- [Exercise task]
Quote the records in full and leave their pictures out.
☆ ☆ ☆
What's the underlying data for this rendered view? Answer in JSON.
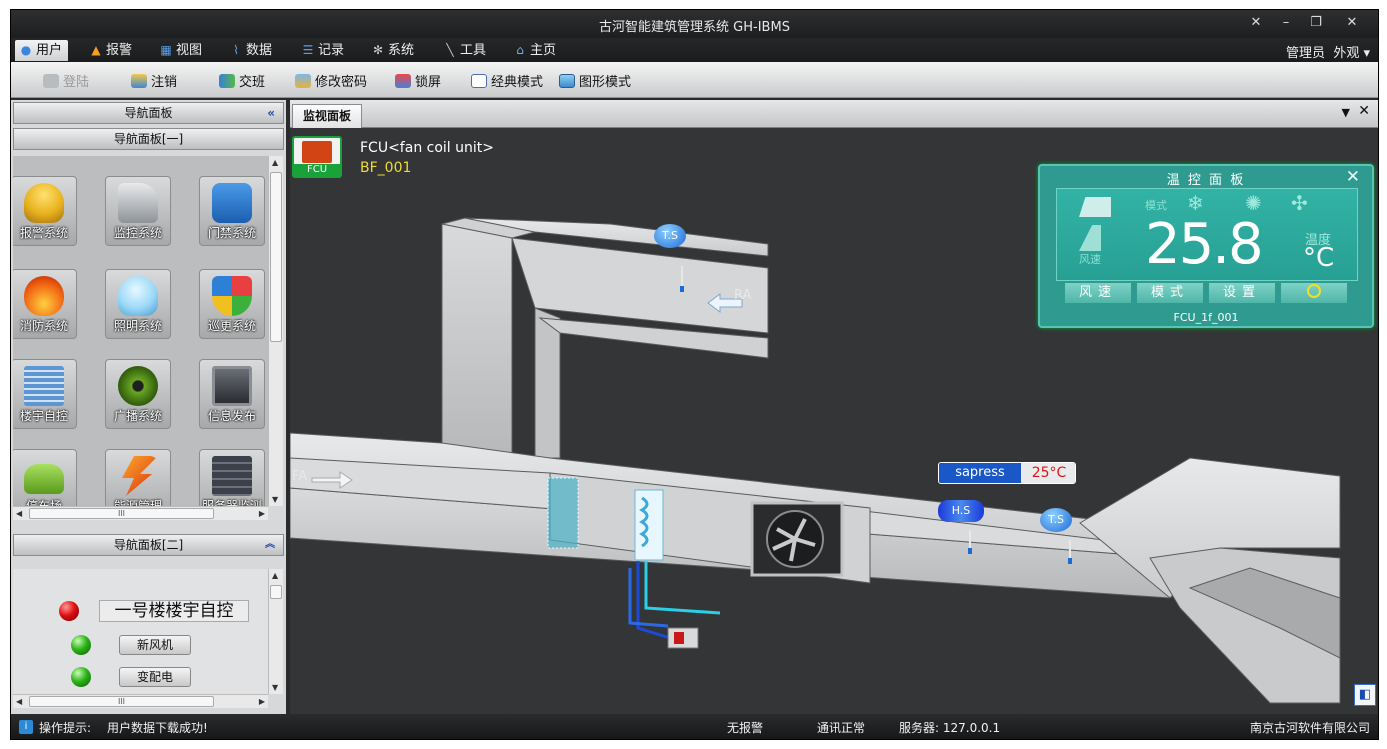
{
  "window": {
    "title": "古河智能建筑管理系统  GH-IBMS"
  },
  "menu": [
    {
      "label": "用户",
      "icon": "user-icon",
      "color": "#3a86e0"
    },
    {
      "label": "报警",
      "icon": "bell-icon",
      "color": "#f2a21c"
    },
    {
      "label": "视图",
      "icon": "grid-icon",
      "color": "#5aa0e6"
    },
    {
      "label": "数据",
      "icon": "chart-icon",
      "color": "#5aa0e6"
    },
    {
      "label": "记录",
      "icon": "list-icon",
      "color": "#5aa0e6"
    },
    {
      "label": "系统",
      "icon": "gear-icon",
      "color": "#c8c8c8"
    },
    {
      "label": "工具",
      "icon": "wrench-icon",
      "color": "#c8c8c8"
    },
    {
      "label": "主页",
      "icon": "home-icon",
      "color": "#6ab0f0"
    }
  ],
  "user": {
    "role": "管理员",
    "appearance": "外观"
  },
  "toolbar": [
    {
      "label": "登陆",
      "icon": "login-icon",
      "enabled": false
    },
    {
      "label": "注销",
      "icon": "logout-icon",
      "enabled": true
    },
    {
      "label": "交班",
      "icon": "handover-icon",
      "enabled": true
    },
    {
      "label": "修改密码",
      "icon": "password-icon",
      "enabled": true
    },
    {
      "label": "锁屏",
      "icon": "lock-icon",
      "enabled": true
    },
    {
      "label": "经典模式",
      "icon": "classic-mode-icon",
      "enabled": true
    },
    {
      "label": "图形模式",
      "icon": "graphic-mode-icon",
      "enabled": true
    }
  ],
  "nav": {
    "panel_title": "导航面板",
    "group1": {
      "title": "导航面板[一]",
      "items": [
        {
          "label": "报警系统",
          "icon": "bell-icon",
          "color": "#e8b21e"
        },
        {
          "label": "监控系统",
          "icon": "camera-icon",
          "color": "#8e9398"
        },
        {
          "label": "门禁系统",
          "icon": "id-card-icon",
          "color": "#2c7ad0"
        },
        {
          "label": "消防系统",
          "icon": "fire-icon",
          "color": "#f06010"
        },
        {
          "label": "照明系统",
          "icon": "bulb-icon",
          "color": "#9ad8f8"
        },
        {
          "label": "巡更系统",
          "icon": "shield-icon",
          "color": "#2d7fd8"
        },
        {
          "label": "楼宇自控",
          "icon": "building-icon",
          "color": "#5f96d2"
        },
        {
          "label": "广播系统",
          "icon": "speaker-icon",
          "color": "#6aa624"
        },
        {
          "label": "信息发布",
          "icon": "display-icon",
          "color": "#4a4e56"
        },
        {
          "label": "停车场",
          "icon": "car-icon",
          "color": "#7cc232"
        },
        {
          "label": "能源管理",
          "icon": "energy-icon",
          "color": "#e86018"
        },
        {
          "label": "服务器监测",
          "icon": "server-icon",
          "color": "#3c4048"
        }
      ]
    },
    "group2": {
      "title": "导航面板[二]",
      "header": "一号楼楼宇自控",
      "items": [
        "新风机",
        "变配电"
      ]
    }
  },
  "main": {
    "tab_label": "监视面板",
    "fcu": {
      "badge": "FCU",
      "name": "FCU<fan coil unit>",
      "id": "BF_001"
    },
    "labels": {
      "ra": "RA",
      "fa": "FA",
      "ts": "T.S",
      "hs": "H.S"
    },
    "pressure": {
      "label": "sapress",
      "value": "25°C"
    },
    "thermostat": {
      "title": "温 控 面 板",
      "mode_label": "模式",
      "temp_label": "温度",
      "fan_label": "风速",
      "temperature": "25.8",
      "unit": "°C",
      "buttons": [
        "风速",
        "模式",
        "设置"
      ],
      "power_icon": "power-icon",
      "device": "FCU_1f_001"
    }
  },
  "status": {
    "hint_label": "操作提示:",
    "hint": "用户数据下载成功!",
    "alarm": "无报警",
    "comm": "通讯正常",
    "server": "服务器: 127.0.0.1",
    "company": "南京古河软件有限公司"
  }
}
☆ ☆ ☆
- [Exercise response]
What's the underlying data for this rendered view? Answer in JSON.
{
  "window": {
    "title": "古河智能建筑管理系统  GH-IBMS"
  },
  "menu": [
    {
      "label": "用户",
      "icon": "user-icon",
      "color": "#3a86e0"
    },
    {
      "label": "报警",
      "icon": "bell-icon",
      "color": "#f2a21c"
    },
    {
      "label": "视图",
      "icon": "grid-icon",
      "color": "#5aa0e6"
    },
    {
      "label": "数据",
      "icon": "chart-icon",
      "color": "#5aa0e6"
    },
    {
      "label": "记录",
      "icon": "list-icon",
      "color": "#5aa0e6"
    },
    {
      "label": "系统",
      "icon": "gear-icon",
      "color": "#c8c8c8"
    },
    {
      "label": "工具",
      "icon": "wrench-icon",
      "color": "#c8c8c8"
    },
    {
      "label": "主页",
      "icon": "home-icon",
      "color": "#6ab0f0"
    }
  ],
  "user": {
    "role": "管理员",
    "appearance": "外观"
  },
  "toolbar": [
    {
      "label": "登陆",
      "icon": "login-icon",
      "enabled": false
    },
    {
      "label": "注销",
      "icon": "logout-icon",
      "enabled": true
    },
    {
      "label": "交班",
      "icon": "handover-icon",
      "enabled": true
    },
    {
      "label": "修改密码",
      "icon": "password-icon",
      "enabled": true
    },
    {
      "label": "锁屏",
      "icon": "lock-icon",
      "enabled": true
    },
    {
      "label": "经典模式",
      "icon": "classic-mode-icon",
      "enabled": true
    },
    {
      "label": "图形模式",
      "icon": "graphic-mode-icon",
      "enabled": true
    }
  ],
  "nav": {
    "panel_title": "导航面板",
    "group1": {
      "title": "导航面板[一]",
      "items": [
        {
          "label": "报警系统",
          "icon": "bell-icon",
          "color": "#e8b21e"
        },
        {
          "label": "监控系统",
          "icon": "camera-icon",
          "color": "#8e9398"
        },
        {
          "label": "门禁系统",
          "icon": "id-card-icon",
          "color": "#2c7ad0"
        },
        {
          "label": "消防系统",
          "icon": "fire-icon",
          "color": "#f06010"
        },
        {
          "label": "照明系统",
          "icon": "bulb-icon",
          "color": "#9ad8f8"
        },
        {
          "label": "巡更系统",
          "icon": "shield-icon",
          "color": "#2d7fd8"
        },
        {
          "label": "楼宇自控",
          "icon": "building-icon",
          "color": "#5f96d2"
        },
        {
          "label": "广播系统",
          "icon": "speaker-icon",
          "color": "#6aa624"
        },
        {
          "label": "信息发布",
          "icon": "display-icon",
          "color": "#4a4e56"
        },
        {
          "label": "停车场",
          "icon": "car-icon",
          "color": "#7cc232"
        },
        {
          "label": "能源管理",
          "icon": "energy-icon",
          "color": "#e86018"
        },
        {
          "label": "服务器监测",
          "icon": "server-icon",
          "color": "#3c4048"
        }
      ]
    },
    "group2": {
      "title": "导航面板[二]",
      "header": "一号楼楼宇自控",
      "items": [
        "新风机",
        "变配电"
      ]
    }
  },
  "main": {
    "tab_label": "监视面板",
    "fcu": {
      "badge": "FCU",
      "name": "FCU<fan coil unit>",
      "id": "BF_001"
    },
    "labels": {
      "ra": "RA",
      "fa": "FA",
      "ts": "T.S",
      "hs": "H.S"
    },
    "pressure": {
      "label": "sapress",
      "value": "25°C"
    },
    "thermostat": {
      "title": "温 控 面 板",
      "mode_label": "模式",
      "temp_label": "温度",
      "fan_label": "风速",
      "temperature": "25.8",
      "unit": "°C",
      "buttons": [
        "风速",
        "模式",
        "设置"
      ],
      "power_icon": "power-icon",
      "device": "FCU_1f_001"
    }
  },
  "status": {
    "hint_label": "操作提示:",
    "hint": "用户数据下载成功!",
    "alarm": "无报警",
    "comm": "通讯正常",
    "server": "服务器: 127.0.0.1",
    "company": "南京古河软件有限公司"
  }
}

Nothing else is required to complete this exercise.